Recorded data:
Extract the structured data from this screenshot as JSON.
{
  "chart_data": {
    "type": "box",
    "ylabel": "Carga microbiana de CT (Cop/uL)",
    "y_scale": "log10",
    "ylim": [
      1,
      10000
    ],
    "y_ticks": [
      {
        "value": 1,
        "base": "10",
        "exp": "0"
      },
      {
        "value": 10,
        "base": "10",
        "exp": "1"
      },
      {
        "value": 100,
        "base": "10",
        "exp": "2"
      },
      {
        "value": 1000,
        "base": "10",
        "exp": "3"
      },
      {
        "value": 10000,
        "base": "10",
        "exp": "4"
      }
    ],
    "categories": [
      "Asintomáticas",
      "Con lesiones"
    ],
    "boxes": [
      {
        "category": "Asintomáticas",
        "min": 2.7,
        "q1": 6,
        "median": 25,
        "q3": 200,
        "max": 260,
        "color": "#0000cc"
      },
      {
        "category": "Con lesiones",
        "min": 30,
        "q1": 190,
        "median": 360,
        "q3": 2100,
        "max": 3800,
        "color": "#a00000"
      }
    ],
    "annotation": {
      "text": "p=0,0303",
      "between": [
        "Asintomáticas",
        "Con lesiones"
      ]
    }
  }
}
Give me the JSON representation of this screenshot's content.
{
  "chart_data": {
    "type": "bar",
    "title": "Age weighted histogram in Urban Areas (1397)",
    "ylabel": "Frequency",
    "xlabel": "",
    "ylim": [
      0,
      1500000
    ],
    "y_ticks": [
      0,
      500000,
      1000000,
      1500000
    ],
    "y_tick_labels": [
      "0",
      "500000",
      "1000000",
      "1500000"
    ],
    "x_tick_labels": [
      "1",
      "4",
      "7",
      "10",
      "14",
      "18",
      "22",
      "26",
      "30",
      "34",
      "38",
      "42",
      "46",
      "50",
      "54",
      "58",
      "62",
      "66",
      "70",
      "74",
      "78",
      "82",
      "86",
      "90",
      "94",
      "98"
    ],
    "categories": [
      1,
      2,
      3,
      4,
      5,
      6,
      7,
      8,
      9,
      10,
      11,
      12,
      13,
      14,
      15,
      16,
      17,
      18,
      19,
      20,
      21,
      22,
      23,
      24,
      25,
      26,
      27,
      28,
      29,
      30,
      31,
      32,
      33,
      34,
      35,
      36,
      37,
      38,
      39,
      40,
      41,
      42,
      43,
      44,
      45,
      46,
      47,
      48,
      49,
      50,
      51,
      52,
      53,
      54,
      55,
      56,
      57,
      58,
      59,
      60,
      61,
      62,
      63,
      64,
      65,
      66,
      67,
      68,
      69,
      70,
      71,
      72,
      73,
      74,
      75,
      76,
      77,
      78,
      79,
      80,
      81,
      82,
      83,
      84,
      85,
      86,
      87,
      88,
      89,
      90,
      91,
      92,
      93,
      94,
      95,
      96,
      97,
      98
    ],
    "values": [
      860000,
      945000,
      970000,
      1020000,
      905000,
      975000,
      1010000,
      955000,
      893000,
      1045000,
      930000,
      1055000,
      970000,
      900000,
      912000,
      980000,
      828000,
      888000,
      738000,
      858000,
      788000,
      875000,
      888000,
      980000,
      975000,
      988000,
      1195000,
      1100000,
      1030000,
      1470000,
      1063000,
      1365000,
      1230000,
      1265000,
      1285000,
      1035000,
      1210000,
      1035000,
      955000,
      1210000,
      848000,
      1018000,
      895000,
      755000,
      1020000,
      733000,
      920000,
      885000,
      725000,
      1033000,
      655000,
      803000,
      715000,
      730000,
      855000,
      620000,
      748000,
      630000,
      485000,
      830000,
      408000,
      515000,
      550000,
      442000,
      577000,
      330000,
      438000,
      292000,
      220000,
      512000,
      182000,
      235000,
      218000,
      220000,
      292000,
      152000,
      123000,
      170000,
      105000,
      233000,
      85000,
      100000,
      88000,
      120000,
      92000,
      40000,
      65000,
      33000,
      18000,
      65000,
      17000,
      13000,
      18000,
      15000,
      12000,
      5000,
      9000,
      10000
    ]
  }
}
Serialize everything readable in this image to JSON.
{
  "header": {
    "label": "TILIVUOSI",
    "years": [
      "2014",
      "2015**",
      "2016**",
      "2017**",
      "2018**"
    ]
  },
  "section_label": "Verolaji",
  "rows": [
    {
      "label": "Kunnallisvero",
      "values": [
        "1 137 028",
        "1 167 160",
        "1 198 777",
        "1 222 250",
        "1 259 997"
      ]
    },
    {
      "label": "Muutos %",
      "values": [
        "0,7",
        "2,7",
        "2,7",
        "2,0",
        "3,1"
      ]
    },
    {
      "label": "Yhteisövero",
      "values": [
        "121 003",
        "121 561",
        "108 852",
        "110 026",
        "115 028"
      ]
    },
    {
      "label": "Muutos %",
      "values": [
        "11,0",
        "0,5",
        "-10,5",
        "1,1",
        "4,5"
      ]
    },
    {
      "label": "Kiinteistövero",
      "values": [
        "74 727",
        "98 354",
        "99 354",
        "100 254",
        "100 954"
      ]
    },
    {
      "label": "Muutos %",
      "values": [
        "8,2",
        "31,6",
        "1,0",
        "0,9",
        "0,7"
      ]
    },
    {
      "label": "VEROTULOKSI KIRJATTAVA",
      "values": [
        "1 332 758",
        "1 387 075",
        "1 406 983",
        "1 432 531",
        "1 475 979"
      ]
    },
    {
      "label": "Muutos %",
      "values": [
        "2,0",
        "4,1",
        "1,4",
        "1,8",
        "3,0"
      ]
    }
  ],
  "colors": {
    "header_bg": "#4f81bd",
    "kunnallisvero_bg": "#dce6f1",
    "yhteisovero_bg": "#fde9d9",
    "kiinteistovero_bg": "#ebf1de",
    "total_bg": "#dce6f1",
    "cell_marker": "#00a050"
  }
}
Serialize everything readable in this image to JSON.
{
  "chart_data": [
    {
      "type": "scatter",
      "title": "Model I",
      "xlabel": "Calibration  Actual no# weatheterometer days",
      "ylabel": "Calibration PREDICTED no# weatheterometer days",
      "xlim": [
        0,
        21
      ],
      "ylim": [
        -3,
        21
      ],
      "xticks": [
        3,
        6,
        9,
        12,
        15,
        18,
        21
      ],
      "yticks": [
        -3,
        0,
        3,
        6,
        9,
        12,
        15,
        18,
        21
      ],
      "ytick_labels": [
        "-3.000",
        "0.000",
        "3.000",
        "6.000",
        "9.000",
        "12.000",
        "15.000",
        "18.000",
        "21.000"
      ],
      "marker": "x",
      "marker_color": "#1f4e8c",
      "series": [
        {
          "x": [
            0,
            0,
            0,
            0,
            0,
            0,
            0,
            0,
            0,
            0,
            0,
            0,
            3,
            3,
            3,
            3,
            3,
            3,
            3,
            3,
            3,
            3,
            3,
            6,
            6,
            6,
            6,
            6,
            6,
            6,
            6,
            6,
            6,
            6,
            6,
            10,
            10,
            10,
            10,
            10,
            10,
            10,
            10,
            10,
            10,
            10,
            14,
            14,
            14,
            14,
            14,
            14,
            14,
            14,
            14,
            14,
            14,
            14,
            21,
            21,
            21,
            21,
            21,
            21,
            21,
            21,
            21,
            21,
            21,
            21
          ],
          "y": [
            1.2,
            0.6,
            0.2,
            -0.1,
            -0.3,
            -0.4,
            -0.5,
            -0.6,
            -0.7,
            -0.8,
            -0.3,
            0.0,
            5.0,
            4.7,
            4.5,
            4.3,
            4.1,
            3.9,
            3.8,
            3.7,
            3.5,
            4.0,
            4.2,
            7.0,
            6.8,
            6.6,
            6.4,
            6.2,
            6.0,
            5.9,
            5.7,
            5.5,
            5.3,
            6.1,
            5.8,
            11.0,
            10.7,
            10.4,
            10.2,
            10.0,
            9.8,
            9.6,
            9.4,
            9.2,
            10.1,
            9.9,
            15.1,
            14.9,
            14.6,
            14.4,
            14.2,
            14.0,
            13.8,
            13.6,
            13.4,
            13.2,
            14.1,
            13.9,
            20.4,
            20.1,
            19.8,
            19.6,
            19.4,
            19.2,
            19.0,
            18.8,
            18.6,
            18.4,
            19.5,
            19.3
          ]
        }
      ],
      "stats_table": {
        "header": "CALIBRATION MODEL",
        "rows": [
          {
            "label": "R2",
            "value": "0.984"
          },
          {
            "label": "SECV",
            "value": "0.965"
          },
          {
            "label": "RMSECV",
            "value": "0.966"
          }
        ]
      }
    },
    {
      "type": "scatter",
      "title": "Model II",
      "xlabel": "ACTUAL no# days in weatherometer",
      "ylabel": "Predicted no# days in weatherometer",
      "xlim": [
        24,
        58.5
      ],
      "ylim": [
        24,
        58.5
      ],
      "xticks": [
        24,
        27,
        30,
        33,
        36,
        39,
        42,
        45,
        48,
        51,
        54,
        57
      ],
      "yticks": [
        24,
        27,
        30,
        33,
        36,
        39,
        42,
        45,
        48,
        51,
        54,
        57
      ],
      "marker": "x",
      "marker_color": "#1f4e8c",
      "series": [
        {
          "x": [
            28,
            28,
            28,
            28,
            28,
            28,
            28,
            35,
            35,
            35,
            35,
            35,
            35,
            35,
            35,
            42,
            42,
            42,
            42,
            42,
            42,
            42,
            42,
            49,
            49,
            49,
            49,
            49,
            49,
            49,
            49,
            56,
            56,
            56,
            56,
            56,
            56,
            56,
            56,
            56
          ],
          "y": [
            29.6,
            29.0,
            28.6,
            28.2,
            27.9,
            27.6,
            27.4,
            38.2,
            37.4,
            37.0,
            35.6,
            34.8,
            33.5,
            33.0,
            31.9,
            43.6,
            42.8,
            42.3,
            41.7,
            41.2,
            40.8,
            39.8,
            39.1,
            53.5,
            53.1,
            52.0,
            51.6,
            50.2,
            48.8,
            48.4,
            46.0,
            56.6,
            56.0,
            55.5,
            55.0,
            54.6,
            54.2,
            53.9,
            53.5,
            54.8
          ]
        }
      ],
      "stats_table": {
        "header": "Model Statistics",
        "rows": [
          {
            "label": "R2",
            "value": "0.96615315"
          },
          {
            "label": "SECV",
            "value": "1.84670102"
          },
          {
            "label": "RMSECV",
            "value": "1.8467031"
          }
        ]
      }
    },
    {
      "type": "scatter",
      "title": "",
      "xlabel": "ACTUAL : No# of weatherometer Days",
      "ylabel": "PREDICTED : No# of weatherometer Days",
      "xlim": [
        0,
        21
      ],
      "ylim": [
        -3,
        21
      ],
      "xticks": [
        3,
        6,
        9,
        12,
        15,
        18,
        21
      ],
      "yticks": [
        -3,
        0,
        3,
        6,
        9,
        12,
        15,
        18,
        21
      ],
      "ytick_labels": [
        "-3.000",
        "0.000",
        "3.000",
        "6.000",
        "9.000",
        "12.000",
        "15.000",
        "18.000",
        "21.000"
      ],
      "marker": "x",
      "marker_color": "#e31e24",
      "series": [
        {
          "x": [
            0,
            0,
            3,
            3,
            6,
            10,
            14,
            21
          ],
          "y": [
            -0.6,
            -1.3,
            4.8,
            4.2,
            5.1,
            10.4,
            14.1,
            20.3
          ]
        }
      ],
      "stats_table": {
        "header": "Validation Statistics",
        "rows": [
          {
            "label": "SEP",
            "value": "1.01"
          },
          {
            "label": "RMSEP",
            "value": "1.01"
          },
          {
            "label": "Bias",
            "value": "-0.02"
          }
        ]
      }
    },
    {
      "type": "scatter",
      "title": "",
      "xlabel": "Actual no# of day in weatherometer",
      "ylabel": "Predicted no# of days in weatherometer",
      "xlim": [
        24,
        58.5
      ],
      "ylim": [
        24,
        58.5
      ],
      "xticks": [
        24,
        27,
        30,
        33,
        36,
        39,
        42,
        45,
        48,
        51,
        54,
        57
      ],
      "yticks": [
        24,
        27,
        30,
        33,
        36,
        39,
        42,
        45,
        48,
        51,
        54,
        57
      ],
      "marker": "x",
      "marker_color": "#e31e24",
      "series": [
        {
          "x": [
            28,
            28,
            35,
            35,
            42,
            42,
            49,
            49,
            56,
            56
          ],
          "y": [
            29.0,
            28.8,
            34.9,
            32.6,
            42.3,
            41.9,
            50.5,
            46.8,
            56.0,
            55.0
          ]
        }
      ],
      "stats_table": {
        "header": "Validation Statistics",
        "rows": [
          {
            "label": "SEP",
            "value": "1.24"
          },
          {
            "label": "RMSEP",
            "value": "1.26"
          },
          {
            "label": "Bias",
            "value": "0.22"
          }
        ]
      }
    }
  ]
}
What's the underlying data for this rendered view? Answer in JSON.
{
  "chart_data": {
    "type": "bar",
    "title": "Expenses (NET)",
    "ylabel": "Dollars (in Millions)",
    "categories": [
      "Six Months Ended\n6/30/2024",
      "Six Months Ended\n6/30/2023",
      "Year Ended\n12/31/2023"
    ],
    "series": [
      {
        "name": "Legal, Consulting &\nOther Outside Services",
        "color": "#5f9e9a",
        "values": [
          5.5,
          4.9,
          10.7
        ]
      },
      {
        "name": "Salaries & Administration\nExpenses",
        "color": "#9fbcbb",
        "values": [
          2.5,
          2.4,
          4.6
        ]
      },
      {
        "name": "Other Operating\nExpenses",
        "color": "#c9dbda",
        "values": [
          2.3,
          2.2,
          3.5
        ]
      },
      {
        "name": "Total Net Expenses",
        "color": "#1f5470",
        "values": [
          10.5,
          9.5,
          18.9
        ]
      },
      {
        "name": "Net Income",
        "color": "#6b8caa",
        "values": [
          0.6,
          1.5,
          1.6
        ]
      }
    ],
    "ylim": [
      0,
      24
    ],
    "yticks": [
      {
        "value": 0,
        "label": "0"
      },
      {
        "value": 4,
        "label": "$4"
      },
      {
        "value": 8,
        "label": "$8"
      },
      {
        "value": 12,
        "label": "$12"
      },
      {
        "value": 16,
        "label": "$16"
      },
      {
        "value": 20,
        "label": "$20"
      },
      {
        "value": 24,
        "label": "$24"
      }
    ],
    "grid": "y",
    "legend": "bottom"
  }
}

Task requirements:
Repeat exactly, and only, the lines from the line with "What's the underlying" through the end of the listing above, both ends included.

Final result:
What's the underlying data for this rendered view? Answer in JSON.
{
  "chart_data": {
    "type": "bar",
    "title": "Expenses (NET)",
    "ylabel": "Dollars (in Millions)",
    "categories": [
      "Six Months Ended\n6/30/2024",
      "Six Months Ended\n6/30/2023",
      "Year Ended\n12/31/2023"
    ],
    "series": [
      {
        "name": "Legal, Consulting &\nOther Outside Services",
        "color": "#5f9e9a",
        "values": [
          5.5,
          4.9,
          10.7
        ]
      },
      {
        "name": "Salaries & Administration\nExpenses",
        "color": "#9fbcbb",
        "values": [
          2.5,
          2.4,
          4.6
        ]
      },
      {
        "name": "Other Operating\nExpenses",
        "color": "#c9dbda",
        "values": [
          2.3,
          2.2,
          3.5
        ]
      },
      {
        "name": "Total Net Expenses",
        "color": "#1f5470",
        "values": [
          10.5,
          9.5,
          18.9
        ]
      },
      {
        "name": "Net Income",
        "color": "#6b8caa",
        "values": [
          0.6,
          1.5,
          1.6
        ]
      }
    ],
    "ylim": [
      0,
      24
    ],
    "yticks": [
      {
        "value": 0,
        "label": "0"
      },
      {
        "value": 4,
        "label": "$4"
      },
      {
        "value": 8,
        "label": "$8"
      },
      {
        "value": 12,
        "label": "$12"
      },
      {
        "value": 16,
        "label": "$16"
      },
      {
        "value": 20,
        "label": "$20"
      },
      {
        "value": 24,
        "label": "$24"
      }
    ],
    "grid": "y",
    "legend": "bottom"
  }
}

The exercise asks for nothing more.